## YOUR INSTRUCTIONS
Check every line below for the word "screenshot" and copy each one that has it.

## DATA EXTRACT
□ □ □ □
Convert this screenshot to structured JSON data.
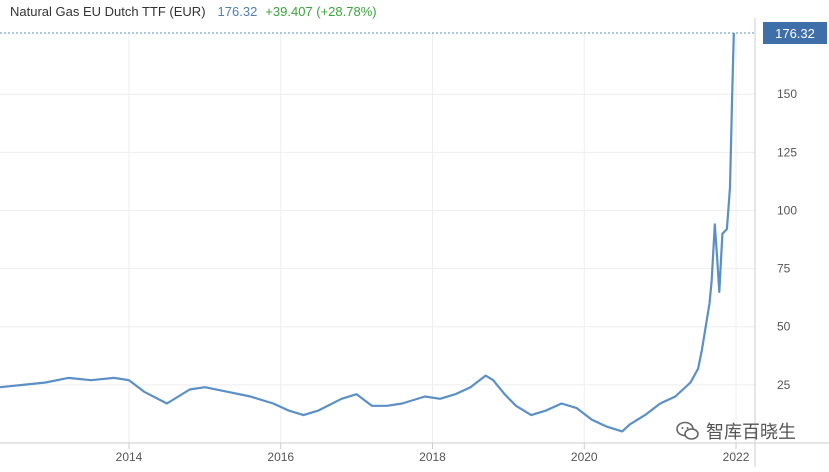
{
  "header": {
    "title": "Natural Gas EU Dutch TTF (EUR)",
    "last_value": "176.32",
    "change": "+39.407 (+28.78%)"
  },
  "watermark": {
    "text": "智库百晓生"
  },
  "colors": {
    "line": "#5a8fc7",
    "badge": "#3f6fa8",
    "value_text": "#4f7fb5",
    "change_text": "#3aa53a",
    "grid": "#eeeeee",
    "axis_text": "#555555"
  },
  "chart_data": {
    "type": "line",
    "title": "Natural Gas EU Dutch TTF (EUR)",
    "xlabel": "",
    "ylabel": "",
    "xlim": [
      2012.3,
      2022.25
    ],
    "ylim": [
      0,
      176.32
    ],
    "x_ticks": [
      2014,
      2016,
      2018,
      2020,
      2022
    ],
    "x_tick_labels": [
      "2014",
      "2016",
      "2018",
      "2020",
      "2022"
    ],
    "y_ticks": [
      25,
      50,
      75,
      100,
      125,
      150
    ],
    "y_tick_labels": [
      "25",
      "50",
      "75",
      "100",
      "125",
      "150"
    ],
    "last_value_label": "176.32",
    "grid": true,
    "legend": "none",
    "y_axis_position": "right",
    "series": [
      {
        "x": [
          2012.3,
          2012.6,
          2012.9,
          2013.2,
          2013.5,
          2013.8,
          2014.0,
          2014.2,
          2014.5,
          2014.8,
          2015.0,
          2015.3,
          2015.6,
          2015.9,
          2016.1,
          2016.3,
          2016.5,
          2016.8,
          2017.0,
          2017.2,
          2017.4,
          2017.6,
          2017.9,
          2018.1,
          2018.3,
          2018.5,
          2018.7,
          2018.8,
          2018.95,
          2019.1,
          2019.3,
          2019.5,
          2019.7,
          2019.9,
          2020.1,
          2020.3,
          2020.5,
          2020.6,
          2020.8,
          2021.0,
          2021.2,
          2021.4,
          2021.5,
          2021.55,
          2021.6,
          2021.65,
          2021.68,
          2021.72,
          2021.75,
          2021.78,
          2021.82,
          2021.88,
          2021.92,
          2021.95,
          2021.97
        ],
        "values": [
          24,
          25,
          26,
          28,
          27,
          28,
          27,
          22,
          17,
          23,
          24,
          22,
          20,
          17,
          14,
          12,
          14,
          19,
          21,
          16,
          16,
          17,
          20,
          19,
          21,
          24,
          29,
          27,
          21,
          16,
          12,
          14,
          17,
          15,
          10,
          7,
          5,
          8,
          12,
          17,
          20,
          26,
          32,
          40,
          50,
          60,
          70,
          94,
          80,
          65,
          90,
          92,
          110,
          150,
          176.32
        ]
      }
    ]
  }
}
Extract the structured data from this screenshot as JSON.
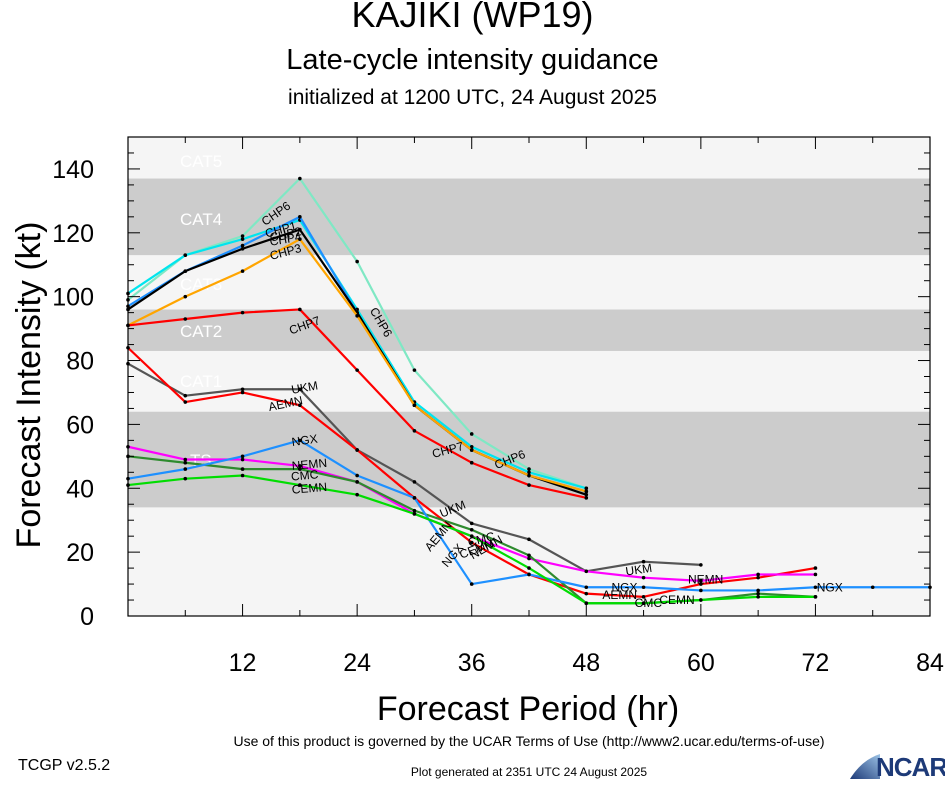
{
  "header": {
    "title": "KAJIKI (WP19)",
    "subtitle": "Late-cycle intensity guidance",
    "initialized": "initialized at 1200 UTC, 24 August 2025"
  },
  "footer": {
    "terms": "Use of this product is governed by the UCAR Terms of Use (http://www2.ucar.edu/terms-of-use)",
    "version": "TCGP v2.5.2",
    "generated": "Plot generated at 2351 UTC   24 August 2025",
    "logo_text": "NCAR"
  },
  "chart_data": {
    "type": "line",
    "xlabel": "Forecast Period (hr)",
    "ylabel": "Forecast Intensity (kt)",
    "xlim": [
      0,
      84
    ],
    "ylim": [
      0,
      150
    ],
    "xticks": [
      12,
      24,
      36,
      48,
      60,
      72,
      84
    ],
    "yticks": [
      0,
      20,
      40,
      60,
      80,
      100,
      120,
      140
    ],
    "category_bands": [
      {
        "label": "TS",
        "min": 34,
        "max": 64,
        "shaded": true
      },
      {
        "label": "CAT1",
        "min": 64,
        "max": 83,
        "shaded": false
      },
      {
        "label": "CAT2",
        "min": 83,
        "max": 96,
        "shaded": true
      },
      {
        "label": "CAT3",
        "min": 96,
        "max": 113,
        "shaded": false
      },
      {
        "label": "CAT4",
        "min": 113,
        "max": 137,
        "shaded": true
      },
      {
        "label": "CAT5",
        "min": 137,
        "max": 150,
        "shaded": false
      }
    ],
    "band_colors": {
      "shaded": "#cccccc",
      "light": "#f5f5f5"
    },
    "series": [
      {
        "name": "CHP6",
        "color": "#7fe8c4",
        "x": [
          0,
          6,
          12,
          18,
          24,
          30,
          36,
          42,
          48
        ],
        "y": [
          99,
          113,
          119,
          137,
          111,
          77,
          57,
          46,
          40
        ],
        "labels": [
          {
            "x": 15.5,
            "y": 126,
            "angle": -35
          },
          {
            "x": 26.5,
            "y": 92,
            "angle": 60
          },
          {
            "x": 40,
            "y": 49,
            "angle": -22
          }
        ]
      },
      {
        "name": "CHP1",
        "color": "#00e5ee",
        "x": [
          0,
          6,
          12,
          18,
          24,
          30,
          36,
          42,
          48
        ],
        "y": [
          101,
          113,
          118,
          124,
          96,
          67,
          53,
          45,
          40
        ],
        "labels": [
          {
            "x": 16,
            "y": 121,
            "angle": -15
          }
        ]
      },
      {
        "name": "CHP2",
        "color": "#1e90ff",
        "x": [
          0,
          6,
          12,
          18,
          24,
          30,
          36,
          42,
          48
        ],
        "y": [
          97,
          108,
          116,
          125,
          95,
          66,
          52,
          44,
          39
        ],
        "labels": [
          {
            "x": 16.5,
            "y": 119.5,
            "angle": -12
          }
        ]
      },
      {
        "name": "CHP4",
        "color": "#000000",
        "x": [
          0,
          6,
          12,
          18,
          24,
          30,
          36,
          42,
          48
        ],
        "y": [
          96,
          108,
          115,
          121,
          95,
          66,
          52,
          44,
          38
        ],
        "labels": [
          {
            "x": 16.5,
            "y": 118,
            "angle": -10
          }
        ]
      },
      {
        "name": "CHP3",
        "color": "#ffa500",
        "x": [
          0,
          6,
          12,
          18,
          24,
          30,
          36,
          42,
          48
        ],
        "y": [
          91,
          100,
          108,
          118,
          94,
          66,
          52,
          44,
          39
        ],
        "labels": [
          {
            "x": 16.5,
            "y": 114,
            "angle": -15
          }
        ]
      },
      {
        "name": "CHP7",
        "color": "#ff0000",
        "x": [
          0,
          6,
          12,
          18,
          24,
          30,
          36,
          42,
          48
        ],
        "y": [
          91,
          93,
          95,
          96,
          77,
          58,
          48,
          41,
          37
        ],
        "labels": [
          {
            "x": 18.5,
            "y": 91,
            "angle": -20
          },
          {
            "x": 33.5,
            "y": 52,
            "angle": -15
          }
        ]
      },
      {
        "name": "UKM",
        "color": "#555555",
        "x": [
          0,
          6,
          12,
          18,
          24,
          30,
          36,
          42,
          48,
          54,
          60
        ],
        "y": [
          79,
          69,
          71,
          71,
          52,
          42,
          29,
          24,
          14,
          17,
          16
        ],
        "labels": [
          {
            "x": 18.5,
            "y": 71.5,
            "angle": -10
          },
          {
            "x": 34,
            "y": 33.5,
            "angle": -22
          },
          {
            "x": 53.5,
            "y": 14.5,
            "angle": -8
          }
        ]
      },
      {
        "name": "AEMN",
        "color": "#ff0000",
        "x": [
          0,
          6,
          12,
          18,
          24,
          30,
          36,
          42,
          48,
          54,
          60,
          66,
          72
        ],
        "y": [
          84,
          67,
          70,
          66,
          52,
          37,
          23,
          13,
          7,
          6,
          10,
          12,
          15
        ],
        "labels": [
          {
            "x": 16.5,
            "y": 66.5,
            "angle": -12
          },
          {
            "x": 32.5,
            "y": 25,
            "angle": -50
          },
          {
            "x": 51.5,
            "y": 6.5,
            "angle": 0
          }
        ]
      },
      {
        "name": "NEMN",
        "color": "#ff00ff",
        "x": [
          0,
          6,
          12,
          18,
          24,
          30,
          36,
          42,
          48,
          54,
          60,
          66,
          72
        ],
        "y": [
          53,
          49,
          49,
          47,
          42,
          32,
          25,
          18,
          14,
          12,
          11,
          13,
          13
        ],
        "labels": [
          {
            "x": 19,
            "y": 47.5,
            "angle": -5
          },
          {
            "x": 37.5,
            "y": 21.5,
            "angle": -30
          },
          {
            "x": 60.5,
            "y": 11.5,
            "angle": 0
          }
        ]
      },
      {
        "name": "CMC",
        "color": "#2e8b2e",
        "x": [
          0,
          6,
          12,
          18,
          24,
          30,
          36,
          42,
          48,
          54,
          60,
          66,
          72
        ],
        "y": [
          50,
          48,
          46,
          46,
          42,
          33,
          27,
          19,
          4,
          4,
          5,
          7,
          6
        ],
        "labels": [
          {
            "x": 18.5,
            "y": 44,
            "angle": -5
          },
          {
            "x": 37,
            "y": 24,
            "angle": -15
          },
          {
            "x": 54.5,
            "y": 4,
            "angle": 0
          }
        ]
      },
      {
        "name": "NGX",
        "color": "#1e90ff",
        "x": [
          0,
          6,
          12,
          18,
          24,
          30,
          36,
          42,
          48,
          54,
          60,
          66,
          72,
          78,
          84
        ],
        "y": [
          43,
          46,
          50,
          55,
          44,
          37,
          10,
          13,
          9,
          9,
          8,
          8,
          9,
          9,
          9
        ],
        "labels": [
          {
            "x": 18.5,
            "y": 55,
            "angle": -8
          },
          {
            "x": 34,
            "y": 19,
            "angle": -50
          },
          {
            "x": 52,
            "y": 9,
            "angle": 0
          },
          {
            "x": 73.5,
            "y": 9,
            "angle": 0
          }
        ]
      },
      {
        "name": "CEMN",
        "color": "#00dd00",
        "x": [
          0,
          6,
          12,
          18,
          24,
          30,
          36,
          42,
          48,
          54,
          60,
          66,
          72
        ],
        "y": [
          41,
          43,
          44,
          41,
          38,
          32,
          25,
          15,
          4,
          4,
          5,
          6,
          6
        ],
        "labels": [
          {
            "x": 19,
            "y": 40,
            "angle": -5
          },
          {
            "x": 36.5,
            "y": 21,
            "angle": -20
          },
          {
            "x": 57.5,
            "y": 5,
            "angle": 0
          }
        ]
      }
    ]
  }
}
□ □ □ □
## OUTPUT
Convert this screenshot to structured JSON data.
Extract the structured data from this screenshot as JSON.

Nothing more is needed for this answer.